== WRITTEN REQUEST ==
Keep only those lines of the records that include the string "Rumphius".

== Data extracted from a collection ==

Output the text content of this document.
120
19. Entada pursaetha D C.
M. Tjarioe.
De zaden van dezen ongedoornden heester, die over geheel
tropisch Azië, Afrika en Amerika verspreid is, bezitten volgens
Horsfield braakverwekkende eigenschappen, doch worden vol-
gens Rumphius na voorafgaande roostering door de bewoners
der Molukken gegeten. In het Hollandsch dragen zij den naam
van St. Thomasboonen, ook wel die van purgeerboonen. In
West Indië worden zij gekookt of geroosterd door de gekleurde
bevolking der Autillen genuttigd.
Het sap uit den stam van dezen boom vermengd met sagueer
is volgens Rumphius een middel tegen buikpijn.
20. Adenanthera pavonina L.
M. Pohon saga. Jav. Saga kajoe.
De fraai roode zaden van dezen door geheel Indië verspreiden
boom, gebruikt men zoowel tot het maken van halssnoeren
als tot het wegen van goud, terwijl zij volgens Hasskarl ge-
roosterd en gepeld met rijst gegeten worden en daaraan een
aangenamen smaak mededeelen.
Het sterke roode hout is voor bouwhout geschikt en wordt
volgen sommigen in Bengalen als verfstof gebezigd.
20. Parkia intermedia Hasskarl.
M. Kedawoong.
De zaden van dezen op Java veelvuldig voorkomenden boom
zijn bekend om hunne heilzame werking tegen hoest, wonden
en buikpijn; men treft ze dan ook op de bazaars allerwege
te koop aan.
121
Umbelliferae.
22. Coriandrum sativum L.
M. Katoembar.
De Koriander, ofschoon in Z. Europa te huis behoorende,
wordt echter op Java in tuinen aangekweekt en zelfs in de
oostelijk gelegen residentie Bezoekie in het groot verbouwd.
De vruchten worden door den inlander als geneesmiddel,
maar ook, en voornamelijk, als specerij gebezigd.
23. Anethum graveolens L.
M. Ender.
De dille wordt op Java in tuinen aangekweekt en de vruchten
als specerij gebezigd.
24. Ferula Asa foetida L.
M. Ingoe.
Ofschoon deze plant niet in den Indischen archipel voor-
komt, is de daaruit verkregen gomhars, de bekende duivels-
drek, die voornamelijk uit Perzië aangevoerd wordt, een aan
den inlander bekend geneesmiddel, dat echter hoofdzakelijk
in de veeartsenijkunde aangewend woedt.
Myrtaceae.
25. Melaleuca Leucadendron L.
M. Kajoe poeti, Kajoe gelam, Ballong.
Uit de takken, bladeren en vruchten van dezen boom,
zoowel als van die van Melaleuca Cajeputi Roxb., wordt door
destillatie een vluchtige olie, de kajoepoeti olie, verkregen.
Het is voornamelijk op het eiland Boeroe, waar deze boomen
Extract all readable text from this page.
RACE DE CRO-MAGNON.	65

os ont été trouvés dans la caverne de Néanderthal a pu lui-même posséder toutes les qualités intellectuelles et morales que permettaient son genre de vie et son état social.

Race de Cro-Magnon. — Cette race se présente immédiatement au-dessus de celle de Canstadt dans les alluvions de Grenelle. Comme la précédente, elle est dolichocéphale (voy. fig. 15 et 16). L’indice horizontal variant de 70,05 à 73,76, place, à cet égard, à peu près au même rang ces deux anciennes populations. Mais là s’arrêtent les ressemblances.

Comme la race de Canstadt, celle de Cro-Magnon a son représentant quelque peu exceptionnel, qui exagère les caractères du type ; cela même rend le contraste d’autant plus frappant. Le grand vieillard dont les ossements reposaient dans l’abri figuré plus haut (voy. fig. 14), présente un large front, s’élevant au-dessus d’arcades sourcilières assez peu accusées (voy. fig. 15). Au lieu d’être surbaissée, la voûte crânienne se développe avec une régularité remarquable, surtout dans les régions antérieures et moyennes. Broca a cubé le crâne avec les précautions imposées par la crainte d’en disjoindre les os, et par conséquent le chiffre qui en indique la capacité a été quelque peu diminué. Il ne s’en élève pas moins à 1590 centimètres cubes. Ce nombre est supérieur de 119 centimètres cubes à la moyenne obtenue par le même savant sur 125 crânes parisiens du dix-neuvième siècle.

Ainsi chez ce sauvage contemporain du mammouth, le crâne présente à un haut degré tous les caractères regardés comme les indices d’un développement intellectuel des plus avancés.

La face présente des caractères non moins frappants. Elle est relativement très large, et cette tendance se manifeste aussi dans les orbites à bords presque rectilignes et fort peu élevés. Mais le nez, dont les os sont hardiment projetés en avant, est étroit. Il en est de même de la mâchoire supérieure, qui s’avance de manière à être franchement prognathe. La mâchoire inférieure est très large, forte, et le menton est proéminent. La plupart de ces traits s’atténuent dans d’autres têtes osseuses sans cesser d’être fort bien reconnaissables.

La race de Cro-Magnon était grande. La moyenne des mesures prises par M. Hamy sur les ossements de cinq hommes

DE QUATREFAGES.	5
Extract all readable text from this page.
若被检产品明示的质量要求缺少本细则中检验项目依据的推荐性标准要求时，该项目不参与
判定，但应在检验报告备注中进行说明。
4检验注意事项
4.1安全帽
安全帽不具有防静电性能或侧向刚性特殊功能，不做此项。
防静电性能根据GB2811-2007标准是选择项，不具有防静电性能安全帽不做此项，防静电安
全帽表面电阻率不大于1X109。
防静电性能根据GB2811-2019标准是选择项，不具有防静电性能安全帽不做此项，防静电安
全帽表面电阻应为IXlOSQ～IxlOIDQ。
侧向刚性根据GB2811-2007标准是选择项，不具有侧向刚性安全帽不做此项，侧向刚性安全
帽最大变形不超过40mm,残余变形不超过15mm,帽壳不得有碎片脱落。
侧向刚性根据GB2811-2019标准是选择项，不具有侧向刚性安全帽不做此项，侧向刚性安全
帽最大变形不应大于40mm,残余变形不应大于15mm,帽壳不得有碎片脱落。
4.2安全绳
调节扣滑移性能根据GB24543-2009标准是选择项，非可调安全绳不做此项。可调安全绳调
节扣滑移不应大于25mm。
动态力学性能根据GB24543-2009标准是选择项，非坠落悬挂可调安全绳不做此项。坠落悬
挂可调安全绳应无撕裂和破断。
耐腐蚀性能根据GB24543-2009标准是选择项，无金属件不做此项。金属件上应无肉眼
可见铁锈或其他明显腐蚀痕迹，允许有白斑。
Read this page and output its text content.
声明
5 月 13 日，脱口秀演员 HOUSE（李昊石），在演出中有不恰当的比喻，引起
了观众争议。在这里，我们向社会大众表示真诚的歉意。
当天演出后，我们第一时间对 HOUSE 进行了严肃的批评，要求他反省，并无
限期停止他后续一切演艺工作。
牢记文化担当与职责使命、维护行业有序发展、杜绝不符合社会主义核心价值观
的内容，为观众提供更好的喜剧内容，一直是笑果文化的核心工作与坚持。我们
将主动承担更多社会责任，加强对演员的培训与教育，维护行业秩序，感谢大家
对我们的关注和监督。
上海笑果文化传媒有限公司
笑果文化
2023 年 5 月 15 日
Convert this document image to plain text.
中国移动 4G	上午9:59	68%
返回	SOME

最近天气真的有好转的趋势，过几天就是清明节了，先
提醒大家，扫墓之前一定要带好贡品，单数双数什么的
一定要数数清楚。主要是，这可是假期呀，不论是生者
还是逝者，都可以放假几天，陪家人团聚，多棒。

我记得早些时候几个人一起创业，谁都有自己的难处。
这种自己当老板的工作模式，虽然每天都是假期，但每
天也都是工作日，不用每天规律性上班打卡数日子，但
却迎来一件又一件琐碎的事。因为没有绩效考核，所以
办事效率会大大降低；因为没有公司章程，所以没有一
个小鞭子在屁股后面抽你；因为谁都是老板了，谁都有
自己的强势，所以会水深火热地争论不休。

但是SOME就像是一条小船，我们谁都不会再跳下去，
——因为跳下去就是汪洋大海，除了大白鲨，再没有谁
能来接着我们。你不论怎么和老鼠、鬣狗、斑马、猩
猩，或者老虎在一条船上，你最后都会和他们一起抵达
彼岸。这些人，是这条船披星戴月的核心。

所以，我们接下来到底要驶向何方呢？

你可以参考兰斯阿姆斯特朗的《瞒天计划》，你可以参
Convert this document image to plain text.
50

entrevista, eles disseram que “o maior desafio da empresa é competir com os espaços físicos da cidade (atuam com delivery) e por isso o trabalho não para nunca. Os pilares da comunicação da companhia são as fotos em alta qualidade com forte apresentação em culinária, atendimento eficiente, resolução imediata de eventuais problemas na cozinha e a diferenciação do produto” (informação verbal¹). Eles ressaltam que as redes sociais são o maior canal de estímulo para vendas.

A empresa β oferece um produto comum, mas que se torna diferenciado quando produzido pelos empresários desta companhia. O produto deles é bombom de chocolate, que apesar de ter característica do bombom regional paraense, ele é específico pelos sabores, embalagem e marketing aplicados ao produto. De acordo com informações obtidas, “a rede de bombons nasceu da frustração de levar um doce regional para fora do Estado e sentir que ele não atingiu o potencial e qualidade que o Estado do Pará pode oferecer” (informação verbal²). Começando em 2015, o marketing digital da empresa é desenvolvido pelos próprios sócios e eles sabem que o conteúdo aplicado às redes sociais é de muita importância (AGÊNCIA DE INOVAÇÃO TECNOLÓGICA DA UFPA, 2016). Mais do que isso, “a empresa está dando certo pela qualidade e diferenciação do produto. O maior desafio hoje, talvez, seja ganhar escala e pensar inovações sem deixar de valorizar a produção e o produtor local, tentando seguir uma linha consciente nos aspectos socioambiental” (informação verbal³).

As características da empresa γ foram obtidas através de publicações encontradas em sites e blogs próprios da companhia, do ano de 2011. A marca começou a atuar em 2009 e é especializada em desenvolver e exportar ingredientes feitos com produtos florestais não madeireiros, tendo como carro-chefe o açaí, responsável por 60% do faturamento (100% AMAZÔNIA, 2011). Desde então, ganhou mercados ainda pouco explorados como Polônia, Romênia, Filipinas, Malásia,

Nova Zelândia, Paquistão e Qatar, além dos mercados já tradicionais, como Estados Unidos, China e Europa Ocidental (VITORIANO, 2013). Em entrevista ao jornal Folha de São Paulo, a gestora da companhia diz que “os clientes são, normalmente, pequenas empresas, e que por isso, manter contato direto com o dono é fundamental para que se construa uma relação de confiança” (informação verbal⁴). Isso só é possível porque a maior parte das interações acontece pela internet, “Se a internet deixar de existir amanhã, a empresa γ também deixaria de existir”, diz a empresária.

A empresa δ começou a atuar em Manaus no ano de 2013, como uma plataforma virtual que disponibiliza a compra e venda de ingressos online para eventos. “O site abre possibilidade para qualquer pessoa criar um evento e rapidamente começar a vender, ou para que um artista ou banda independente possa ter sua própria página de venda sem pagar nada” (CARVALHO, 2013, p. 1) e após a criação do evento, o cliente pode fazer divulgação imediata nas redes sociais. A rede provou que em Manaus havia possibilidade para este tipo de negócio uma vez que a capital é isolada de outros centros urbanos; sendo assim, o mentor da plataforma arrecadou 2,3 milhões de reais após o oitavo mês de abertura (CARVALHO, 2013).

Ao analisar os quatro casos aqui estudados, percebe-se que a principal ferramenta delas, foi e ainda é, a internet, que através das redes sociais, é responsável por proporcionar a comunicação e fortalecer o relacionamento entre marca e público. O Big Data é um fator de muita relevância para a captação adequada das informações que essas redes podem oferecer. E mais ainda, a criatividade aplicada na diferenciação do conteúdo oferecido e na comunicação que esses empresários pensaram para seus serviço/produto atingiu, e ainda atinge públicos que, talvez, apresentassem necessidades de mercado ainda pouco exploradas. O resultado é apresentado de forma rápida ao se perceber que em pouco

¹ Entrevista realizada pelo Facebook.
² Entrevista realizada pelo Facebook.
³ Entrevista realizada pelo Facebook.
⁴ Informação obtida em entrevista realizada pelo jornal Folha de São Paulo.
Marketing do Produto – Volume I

== ANSWER TO THE EXERCISE ==
gens Rumphius na voorafgaande roostering door de bewoners
is volgens Rumphius een middel tegen buikpijn.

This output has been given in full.